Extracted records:
────

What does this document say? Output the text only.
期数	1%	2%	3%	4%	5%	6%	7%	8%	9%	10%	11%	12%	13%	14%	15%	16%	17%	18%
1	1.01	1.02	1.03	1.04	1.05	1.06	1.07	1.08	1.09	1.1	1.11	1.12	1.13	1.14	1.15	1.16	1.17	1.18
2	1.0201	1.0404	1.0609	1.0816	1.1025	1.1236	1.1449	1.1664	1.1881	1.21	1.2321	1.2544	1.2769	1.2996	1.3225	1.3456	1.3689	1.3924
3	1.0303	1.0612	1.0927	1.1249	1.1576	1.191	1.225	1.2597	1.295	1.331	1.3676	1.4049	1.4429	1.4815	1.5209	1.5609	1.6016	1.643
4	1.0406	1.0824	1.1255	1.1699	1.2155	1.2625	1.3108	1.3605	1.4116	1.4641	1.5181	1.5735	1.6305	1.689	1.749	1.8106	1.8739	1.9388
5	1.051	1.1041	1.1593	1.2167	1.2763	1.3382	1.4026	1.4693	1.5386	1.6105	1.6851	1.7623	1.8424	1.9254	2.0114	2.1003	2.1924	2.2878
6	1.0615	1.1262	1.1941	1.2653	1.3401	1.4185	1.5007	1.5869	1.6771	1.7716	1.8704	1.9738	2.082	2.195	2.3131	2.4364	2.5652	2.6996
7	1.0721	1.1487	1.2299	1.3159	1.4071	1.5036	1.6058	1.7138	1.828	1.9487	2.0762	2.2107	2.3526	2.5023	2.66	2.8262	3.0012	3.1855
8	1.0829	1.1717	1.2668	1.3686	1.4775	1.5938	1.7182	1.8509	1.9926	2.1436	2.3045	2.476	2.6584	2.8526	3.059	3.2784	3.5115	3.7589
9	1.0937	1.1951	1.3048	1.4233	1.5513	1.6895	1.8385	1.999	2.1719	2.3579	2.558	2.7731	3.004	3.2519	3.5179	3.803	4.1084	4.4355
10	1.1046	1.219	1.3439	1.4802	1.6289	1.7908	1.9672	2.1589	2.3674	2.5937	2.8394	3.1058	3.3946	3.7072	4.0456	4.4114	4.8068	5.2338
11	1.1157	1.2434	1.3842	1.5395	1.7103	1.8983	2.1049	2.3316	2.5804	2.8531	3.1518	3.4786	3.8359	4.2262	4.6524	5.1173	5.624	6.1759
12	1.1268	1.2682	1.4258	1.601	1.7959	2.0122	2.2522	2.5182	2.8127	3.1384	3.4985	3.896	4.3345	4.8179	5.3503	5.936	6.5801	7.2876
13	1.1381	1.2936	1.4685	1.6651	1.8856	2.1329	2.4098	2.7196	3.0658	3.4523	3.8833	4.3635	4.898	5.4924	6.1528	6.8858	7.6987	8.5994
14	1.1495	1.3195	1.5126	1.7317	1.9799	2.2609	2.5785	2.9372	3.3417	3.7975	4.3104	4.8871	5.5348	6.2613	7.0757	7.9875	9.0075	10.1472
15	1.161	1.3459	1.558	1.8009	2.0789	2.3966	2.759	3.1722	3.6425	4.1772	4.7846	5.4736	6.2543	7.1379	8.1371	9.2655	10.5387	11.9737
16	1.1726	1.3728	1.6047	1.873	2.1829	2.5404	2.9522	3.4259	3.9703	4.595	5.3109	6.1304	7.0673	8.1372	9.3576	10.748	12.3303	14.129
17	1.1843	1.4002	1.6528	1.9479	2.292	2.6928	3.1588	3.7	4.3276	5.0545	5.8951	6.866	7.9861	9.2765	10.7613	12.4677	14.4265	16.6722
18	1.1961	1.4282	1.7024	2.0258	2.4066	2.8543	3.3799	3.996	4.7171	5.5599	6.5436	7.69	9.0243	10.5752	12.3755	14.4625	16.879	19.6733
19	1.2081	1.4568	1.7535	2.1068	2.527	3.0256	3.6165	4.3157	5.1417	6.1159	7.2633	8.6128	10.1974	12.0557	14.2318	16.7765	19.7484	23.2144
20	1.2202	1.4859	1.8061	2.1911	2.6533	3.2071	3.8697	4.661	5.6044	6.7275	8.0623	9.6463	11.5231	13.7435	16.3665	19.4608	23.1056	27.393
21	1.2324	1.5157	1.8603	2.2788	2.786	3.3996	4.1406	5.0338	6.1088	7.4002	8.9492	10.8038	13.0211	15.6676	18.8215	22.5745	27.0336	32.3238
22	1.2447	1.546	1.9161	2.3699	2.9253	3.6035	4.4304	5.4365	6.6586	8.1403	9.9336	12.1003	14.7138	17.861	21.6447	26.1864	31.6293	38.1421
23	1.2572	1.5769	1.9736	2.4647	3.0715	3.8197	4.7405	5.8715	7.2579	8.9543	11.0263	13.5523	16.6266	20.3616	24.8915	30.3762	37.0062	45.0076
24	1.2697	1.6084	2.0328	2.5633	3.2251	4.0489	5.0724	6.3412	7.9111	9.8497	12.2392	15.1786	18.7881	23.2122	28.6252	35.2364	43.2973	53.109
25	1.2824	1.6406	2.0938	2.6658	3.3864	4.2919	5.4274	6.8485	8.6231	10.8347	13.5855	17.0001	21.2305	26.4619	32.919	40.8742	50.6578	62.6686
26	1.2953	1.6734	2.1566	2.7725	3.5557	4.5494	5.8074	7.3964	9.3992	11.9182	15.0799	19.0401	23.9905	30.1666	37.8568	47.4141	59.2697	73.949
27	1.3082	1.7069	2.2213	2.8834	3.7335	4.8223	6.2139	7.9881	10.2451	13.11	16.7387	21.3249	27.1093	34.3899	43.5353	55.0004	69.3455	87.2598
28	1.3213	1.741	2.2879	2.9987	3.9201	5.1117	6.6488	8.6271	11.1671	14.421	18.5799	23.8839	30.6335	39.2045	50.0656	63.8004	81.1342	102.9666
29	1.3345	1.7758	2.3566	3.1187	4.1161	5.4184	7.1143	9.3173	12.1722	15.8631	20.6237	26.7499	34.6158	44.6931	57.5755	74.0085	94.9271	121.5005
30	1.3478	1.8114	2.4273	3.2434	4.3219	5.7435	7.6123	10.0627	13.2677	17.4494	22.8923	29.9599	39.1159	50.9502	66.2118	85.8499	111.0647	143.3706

────

__Required task__
Write every line of the material above again, exactly.

__Task response__
What does this document say? Output the text only.
期数	1%	2%	3%	4%	5%	6%	7%	8%	9%	10%	11%	12%	13%	14%	15%	16%	17%	18%
1	1.01	1.02	1.03	1.04	1.05	1.06	1.07	1.08	1.09	1.1	1.11	1.12	1.13	1.14	1.15	1.16	1.17	1.18
2	1.0201	1.0404	1.0609	1.0816	1.1025	1.1236	1.1449	1.1664	1.1881	1.21	1.2321	1.2544	1.2769	1.2996	1.3225	1.3456	1.3689	1.3924
3	1.0303	1.0612	1.0927	1.1249	1.1576	1.191	1.225	1.2597	1.295	1.331	1.3676	1.4049	1.4429	1.4815	1.5209	1.5609	1.6016	1.643
4	1.0406	1.0824	1.1255	1.1699	1.2155	1.2625	1.3108	1.3605	1.4116	1.4641	1.5181	1.5735	1.6305	1.689	1.749	1.8106	1.8739	1.9388
5	1.051	1.1041	1.1593	1.2167	1.2763	1.3382	1.4026	1.4693	1.5386	1.6105	1.6851	1.7623	1.8424	1.9254	2.0114	2.1003	2.1924	2.2878
6	1.0615	1.1262	1.1941	1.2653	1.3401	1.4185	1.5007	1.5869	1.6771	1.7716	1.8704	1.9738	2.082	2.195	2.3131	2.4364	2.5652	2.6996
7	1.0721	1.1487	1.2299	1.3159	1.4071	1.5036	1.6058	1.7138	1.828	1.9487	2.0762	2.2107	2.3526	2.5023	2.66	2.8262	3.0012	3.1855
8	1.0829	1.1717	1.2668	1.3686	1.4775	1.5938	1.7182	1.8509	1.9926	2.1436	2.3045	2.476	2.6584	2.8526	3.059	3.2784	3.5115	3.7589
9	1.0937	1.1951	1.3048	1.4233	1.5513	1.6895	1.8385	1.999	2.1719	2.3579	2.558	2.7731	3.004	3.2519	3.5179	3.803	4.1084	4.4355
10	1.1046	1.219	1.3439	1.4802	1.6289	1.7908	1.9672	2.1589	2.3674	2.5937	2.8394	3.1058	3.3946	3.7072	4.0456	4.4114	4.8068	5.2338
11	1.1157	1.2434	1.3842	1.5395	1.7103	1.8983	2.1049	2.3316	2.5804	2.8531	3.1518	3.4786	3.8359	4.2262	4.6524	5.1173	5.624	6.1759
12	1.1268	1.2682	1.4258	1.601	1.7959	2.0122	2.2522	2.5182	2.8127	3.1384	3.4985	3.896	4.3345	4.8179	5.3503	5.936	6.5801	7.2876
13	1.1381	1.2936	1.4685	1.6651	1.8856	2.1329	2.4098	2.7196	3.0658	3.4523	3.8833	4.3635	4.898	5.4924	6.1528	6.8858	7.6987	8.5994
14	1.1495	1.3195	1.5126	1.7317	1.9799	2.2609	2.5785	2.9372	3.3417	3.7975	4.3104	4.8871	5.5348	6.2613	7.0757	7.9875	9.0075	10.1472
15	1.161	1.3459	1.558	1.8009	2.0789	2.3966	2.759	3.1722	3.6425	4.1772	4.7846	5.4736	6.2543	7.1379	8.1371	9.2655	10.5387	11.9737
16	1.1726	1.3728	1.6047	1.873	2.1829	2.5404	2.9522	3.4259	3.9703	4.595	5.3109	6.1304	7.0673	8.1372	9.3576	10.748	12.3303	14.129
17	1.1843	1.4002	1.6528	1.9479	2.292	2.6928	3.1588	3.7	4.3276	5.0545	5.8951	6.866	7.9861	9.2765	10.7613	12.4677	14.4265	16.6722
18	1.1961	1.4282	1.7024	2.0258	2.4066	2.8543	3.3799	3.996	4.7171	5.5599	6.5436	7.69	9.0243	10.5752	12.3755	14.4625	16.879	19.6733
19	1.2081	1.4568	1.7535	2.1068	2.527	3.0256	3.6165	4.3157	5.1417	6.1159	7.2633	8.6128	10.1974	12.0557	14.2318	16.7765	19.7484	23.2144
20	1.2202	1.4859	1.8061	2.1911	2.6533	3.2071	3.8697	4.661	5.6044	6.7275	8.0623	9.6463	11.5231	13.7435	16.3665	19.4608	23.1056	27.393
21	1.2324	1.5157	1.8603	2.2788	2.786	3.3996	4.1406	5.0338	6.1088	7.4002	8.9492	10.8038	13.0211	15.6676	18.8215	22.5745	27.0336	32.3238
22	1.2447	1.546	1.9161	2.3699	2.9253	3.6035	4.4304	5.4365	6.6586	8.1403	9.9336	12.1003	14.7138	17.861	21.6447	26.1864	31.6293	38.1421
23	1.2572	1.5769	1.9736	2.4647	3.0715	3.8197	4.7405	5.8715	7.2579	8.9543	11.0263	13.5523	16.6266	20.3616	24.8915	30.3762	37.0062	45.0076
24	1.2697	1.6084	2.0328	2.5633	3.2251	4.0489	5.0724	6.3412	7.9111	9.8497	12.2392	15.1786	18.7881	23.2122	28.6252	35.2364	43.2973	53.109
25	1.2824	1.6406	2.0938	2.6658	3.3864	4.2919	5.4274	6.8485	8.6231	10.8347	13.5855	17.0001	21.2305	26.4619	32.919	40.8742	50.6578	62.6686
26	1.2953	1.6734	2.1566	2.7725	3.5557	4.5494	5.8074	7.3964	9.3992	11.9182	15.0799	19.0401	23.9905	30.1666	37.8568	47.4141	59.2697	73.949
27	1.3082	1.7069	2.2213	2.8834	3.7335	4.8223	6.2139	7.9881	10.2451	13.11	16.7387	21.3249	27.1093	34.3899	43.5353	55.0004	69.3455	87.2598
28	1.3213	1.741	2.2879	2.9987	3.9201	5.1117	6.6488	8.6271	11.1671	14.421	18.5799	23.8839	30.6335	39.2045	50.0656	63.8004	81.1342	102.9666
29	1.3345	1.7758	2.3566	3.1187	4.1161	5.4184	7.1143	9.3173	12.1722	15.8631	20.6237	26.7499	34.6158	44.6931	57.5755	74.0085	94.9271	121.5005
30	1.3478	1.8114	2.4273	3.2434	4.3219	5.7435	7.6123	10.0627	13.2677	17.4494	22.8923	29.9599	39.1159	50.9502	66.2118	85.8499	111.0647	143.3706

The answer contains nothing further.